§ **EXERCISE OBJECTIVE**
In the entries that follow, find the word "JSON" and report each line it is on.

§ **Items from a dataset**
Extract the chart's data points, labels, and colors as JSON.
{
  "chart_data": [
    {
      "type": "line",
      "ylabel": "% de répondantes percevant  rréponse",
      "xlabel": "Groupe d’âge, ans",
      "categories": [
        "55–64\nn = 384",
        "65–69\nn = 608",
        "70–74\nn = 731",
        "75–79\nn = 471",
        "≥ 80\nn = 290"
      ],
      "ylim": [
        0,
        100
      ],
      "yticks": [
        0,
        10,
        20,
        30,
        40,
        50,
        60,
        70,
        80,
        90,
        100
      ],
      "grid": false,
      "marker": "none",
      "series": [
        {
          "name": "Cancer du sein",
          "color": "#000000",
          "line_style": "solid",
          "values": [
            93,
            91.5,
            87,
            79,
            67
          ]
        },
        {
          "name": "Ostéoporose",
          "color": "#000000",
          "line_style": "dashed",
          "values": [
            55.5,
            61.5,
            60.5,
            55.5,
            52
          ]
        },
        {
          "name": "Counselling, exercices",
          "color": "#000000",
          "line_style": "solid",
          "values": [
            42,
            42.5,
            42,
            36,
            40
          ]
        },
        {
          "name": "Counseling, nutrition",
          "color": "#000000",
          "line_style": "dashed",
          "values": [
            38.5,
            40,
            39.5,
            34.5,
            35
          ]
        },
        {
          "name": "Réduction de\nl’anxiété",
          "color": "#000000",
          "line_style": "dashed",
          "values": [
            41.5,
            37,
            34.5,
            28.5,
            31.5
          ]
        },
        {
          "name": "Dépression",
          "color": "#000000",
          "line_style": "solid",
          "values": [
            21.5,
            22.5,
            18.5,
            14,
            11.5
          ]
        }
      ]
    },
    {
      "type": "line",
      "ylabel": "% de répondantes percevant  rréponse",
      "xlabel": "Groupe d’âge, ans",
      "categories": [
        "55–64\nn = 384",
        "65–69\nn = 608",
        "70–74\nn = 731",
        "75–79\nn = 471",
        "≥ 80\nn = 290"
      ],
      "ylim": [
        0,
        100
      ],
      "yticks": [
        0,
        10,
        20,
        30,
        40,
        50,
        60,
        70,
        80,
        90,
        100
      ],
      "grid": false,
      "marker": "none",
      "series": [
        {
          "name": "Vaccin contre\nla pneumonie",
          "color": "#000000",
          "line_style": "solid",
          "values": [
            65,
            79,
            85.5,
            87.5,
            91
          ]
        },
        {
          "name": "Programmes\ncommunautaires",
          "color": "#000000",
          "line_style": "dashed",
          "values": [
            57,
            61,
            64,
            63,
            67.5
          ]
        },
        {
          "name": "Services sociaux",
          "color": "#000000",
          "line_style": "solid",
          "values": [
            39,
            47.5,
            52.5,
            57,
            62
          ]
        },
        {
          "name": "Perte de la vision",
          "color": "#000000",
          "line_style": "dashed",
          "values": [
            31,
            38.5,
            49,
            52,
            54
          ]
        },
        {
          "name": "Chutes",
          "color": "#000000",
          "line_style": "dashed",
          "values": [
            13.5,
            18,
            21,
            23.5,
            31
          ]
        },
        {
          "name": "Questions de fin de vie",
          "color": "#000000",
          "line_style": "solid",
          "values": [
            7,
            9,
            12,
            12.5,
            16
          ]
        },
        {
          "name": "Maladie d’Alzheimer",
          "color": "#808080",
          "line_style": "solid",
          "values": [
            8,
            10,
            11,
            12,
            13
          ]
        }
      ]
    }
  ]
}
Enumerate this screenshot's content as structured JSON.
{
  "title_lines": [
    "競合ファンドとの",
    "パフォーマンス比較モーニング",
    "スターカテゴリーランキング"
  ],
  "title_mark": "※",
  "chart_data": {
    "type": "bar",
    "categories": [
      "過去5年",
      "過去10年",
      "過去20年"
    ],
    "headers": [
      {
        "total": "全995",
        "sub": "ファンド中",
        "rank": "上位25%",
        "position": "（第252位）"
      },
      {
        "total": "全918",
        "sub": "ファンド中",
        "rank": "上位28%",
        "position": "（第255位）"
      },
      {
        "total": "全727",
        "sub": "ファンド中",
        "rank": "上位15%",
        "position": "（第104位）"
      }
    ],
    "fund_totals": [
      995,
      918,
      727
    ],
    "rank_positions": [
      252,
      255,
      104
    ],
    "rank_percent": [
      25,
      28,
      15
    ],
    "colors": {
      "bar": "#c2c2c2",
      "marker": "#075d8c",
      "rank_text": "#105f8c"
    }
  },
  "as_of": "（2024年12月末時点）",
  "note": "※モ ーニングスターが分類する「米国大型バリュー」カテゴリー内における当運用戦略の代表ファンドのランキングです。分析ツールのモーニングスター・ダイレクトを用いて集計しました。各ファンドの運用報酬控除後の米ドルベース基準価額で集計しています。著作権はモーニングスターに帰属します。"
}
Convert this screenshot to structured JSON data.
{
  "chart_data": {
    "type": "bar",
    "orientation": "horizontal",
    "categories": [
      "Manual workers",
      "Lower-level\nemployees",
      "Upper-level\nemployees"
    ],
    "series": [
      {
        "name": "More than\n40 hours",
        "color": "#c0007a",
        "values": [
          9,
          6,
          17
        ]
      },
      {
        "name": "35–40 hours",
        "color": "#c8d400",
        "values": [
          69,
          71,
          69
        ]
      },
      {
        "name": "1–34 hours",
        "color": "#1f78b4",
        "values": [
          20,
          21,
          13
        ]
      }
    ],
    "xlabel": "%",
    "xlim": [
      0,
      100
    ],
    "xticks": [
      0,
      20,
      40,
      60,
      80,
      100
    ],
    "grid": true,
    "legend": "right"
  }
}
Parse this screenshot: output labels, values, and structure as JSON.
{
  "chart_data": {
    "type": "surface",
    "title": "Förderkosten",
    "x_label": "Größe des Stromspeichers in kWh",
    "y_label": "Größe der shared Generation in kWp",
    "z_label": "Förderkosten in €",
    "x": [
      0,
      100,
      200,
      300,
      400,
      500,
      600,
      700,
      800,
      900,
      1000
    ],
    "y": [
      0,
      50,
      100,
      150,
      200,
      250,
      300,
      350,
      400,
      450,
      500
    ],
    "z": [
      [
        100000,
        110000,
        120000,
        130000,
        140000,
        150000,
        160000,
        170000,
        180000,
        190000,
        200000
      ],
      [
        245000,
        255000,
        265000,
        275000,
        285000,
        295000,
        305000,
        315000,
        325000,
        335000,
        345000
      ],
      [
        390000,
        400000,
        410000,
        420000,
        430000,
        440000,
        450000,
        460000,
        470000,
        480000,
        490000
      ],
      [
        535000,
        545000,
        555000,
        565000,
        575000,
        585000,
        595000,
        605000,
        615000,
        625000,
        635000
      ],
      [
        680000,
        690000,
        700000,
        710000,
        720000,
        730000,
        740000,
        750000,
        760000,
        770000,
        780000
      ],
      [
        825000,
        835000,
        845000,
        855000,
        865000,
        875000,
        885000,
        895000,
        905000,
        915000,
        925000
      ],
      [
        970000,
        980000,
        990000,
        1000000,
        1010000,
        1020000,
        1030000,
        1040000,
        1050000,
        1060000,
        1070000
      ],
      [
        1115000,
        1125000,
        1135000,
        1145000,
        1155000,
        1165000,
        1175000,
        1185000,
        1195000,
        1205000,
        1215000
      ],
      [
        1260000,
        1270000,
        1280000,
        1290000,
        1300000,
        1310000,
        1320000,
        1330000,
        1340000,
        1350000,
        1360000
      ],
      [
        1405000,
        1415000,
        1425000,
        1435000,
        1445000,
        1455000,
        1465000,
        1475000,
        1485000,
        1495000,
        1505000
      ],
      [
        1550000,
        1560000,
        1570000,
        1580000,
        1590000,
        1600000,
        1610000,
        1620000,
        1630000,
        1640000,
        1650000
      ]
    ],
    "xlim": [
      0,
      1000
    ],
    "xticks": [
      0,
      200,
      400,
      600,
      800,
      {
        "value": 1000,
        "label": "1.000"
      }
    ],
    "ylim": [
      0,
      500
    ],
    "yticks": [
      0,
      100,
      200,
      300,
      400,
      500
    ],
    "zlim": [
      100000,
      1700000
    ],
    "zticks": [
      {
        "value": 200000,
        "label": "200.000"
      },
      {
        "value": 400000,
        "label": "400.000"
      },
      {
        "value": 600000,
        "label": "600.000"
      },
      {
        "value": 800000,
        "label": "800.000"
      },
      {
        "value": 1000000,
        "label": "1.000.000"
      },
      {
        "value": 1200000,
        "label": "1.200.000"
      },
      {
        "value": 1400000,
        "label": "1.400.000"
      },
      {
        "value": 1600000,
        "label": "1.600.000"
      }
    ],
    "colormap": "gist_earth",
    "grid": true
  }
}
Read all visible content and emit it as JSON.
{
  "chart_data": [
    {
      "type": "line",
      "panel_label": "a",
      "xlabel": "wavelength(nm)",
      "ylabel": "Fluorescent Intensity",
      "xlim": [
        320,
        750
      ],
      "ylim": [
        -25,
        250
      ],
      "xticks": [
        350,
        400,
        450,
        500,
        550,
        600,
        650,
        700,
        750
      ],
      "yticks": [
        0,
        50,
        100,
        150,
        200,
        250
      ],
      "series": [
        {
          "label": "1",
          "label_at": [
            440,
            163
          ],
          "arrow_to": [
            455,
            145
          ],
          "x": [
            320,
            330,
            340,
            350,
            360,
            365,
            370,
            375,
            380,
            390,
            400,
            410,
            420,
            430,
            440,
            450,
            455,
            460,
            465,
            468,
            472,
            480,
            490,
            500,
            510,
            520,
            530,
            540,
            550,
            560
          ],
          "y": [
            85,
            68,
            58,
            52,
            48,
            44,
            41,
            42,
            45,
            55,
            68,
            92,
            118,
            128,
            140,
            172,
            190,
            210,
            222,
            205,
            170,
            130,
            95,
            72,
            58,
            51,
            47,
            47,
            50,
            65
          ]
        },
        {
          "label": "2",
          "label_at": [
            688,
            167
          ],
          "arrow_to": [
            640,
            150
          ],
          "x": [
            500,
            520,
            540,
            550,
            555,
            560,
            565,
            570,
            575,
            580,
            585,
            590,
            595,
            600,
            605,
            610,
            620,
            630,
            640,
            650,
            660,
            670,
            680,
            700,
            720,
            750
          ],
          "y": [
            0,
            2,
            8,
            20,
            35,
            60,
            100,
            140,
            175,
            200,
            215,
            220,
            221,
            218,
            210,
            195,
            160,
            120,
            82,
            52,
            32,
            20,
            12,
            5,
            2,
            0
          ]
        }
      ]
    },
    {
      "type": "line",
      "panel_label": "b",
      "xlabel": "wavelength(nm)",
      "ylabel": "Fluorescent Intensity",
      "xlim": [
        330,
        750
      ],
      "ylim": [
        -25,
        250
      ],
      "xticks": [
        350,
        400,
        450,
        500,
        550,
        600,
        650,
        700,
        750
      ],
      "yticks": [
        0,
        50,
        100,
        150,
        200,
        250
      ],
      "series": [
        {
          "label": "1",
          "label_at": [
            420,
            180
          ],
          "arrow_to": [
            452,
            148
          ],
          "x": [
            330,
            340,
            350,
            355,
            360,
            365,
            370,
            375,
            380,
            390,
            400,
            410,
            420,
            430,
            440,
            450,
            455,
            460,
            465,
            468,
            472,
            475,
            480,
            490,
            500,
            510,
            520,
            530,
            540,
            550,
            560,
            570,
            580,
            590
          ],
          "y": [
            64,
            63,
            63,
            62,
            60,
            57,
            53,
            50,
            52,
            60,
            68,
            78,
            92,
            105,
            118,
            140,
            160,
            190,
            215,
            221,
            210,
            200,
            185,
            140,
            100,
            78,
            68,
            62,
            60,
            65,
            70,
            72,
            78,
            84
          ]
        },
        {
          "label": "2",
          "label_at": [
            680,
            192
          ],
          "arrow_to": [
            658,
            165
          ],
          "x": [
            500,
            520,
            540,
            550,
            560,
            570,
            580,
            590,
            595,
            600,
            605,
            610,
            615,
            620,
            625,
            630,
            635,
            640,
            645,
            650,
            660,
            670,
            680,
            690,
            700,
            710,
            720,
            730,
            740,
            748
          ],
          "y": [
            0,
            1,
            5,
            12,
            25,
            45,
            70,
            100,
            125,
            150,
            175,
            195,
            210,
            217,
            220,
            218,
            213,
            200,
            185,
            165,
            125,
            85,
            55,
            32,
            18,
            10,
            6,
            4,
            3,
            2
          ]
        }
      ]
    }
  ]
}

§ **EXERCISE RESULT**
Extract the chart's data points, labels, and colors as JSON.
Enumerate this screenshot's content as structured JSON.
Convert this screenshot to structured JSON data.
Parse this screenshot: output labels, values, and structure as JSON.
Read all visible content and emit it as JSON.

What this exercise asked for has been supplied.